● **GIVEN EXERCISE**
Identify and pull out each line of the entries in which "Gruppo" occurs.
---- EXCERPTED RECORDS
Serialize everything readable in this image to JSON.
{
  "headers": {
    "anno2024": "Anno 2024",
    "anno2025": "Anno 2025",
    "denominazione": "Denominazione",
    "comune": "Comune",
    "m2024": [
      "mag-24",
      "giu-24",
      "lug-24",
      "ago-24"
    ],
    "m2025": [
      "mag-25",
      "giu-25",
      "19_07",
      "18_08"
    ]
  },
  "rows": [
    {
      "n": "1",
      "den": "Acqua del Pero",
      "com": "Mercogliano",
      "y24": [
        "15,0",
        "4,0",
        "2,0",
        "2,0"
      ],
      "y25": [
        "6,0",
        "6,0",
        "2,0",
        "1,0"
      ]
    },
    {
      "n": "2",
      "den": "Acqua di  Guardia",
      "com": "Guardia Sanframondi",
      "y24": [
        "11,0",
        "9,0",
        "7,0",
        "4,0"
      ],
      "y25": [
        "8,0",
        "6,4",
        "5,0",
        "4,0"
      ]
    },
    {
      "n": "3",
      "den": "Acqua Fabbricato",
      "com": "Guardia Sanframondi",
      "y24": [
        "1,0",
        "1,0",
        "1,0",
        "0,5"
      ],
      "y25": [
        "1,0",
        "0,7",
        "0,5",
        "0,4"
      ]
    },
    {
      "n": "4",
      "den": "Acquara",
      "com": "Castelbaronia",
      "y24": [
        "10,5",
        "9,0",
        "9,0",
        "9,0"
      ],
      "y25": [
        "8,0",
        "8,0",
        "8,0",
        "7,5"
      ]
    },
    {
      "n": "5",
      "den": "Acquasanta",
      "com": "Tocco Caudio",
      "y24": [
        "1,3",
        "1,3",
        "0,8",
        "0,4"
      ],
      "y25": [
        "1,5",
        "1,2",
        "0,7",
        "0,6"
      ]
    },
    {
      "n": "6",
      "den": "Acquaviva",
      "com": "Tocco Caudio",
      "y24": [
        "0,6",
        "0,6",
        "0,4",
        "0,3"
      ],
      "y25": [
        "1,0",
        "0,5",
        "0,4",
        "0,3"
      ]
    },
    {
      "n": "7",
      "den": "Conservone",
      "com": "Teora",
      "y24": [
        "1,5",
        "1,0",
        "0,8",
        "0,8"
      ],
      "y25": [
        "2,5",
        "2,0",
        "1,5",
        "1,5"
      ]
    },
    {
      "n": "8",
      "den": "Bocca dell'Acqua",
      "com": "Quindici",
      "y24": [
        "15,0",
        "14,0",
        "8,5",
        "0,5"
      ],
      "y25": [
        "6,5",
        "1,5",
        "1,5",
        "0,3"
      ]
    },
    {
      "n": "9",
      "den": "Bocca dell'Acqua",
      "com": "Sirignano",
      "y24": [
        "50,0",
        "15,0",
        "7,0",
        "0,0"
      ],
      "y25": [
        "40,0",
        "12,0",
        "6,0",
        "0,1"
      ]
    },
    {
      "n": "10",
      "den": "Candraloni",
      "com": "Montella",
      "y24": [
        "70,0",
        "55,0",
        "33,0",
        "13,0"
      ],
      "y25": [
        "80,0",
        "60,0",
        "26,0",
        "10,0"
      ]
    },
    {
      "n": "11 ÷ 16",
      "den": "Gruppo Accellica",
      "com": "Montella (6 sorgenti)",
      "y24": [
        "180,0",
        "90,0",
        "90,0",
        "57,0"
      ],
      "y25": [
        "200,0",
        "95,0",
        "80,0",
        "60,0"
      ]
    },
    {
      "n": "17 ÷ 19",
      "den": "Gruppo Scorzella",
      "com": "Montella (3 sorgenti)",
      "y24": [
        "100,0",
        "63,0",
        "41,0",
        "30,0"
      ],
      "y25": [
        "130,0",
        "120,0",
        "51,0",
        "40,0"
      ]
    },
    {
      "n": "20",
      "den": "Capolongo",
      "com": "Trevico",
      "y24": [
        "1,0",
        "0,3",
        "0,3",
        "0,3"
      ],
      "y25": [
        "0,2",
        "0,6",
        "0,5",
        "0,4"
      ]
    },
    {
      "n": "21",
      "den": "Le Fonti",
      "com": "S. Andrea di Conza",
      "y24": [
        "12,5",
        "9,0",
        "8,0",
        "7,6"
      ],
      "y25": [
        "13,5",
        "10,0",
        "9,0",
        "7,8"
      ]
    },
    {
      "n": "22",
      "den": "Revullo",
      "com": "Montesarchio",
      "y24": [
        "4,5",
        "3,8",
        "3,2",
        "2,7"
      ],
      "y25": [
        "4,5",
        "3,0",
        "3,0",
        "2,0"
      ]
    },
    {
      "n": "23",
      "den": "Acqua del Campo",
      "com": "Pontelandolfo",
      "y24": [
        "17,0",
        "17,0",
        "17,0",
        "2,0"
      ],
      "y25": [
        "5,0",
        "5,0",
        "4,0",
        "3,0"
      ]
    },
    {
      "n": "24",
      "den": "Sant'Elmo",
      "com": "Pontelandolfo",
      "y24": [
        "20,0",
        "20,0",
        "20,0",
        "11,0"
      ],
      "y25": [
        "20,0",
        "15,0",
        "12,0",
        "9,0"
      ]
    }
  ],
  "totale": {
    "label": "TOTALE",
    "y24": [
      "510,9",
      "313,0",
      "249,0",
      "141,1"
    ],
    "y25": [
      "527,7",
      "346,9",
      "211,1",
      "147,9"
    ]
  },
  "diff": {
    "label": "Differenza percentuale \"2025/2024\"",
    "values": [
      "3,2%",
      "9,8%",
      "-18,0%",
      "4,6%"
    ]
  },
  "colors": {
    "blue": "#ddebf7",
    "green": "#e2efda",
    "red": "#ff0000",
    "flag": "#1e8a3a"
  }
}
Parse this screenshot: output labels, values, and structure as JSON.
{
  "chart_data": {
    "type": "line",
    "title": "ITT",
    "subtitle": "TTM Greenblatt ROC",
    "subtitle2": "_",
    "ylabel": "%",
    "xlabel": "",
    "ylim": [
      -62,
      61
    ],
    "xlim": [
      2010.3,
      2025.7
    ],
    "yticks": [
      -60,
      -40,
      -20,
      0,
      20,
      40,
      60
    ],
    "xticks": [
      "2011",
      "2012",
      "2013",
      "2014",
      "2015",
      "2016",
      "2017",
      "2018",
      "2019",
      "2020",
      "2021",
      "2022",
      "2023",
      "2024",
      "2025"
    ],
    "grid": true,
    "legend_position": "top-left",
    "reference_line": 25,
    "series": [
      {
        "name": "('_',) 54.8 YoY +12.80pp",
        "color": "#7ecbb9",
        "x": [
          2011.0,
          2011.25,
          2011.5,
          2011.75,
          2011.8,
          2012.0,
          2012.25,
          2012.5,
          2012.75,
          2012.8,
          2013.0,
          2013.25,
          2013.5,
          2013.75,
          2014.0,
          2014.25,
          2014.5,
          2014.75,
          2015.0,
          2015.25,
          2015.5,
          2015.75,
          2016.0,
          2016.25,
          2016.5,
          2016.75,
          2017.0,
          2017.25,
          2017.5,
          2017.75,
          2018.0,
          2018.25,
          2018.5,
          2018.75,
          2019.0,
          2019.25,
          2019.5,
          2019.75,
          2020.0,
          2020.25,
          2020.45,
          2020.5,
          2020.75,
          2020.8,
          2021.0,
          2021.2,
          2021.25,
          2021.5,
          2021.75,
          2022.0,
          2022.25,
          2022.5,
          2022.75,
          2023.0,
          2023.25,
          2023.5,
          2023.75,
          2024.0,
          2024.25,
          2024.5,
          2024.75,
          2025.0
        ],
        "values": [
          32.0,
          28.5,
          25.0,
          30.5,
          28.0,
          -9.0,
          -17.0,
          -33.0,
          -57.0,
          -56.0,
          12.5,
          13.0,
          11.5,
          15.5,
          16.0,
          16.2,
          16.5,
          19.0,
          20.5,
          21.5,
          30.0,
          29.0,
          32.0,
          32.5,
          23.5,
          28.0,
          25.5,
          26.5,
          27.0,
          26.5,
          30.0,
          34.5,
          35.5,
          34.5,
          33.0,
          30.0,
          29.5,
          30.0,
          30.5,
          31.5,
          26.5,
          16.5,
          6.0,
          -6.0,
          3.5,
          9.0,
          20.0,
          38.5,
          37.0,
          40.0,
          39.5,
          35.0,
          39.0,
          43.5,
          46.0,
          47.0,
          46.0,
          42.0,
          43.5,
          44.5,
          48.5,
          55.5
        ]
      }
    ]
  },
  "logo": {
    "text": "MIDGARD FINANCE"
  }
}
--------
● **WRITTEN REPLY**
      "den": "Gruppo Accellica",
      "den": "Gruppo Scorzella",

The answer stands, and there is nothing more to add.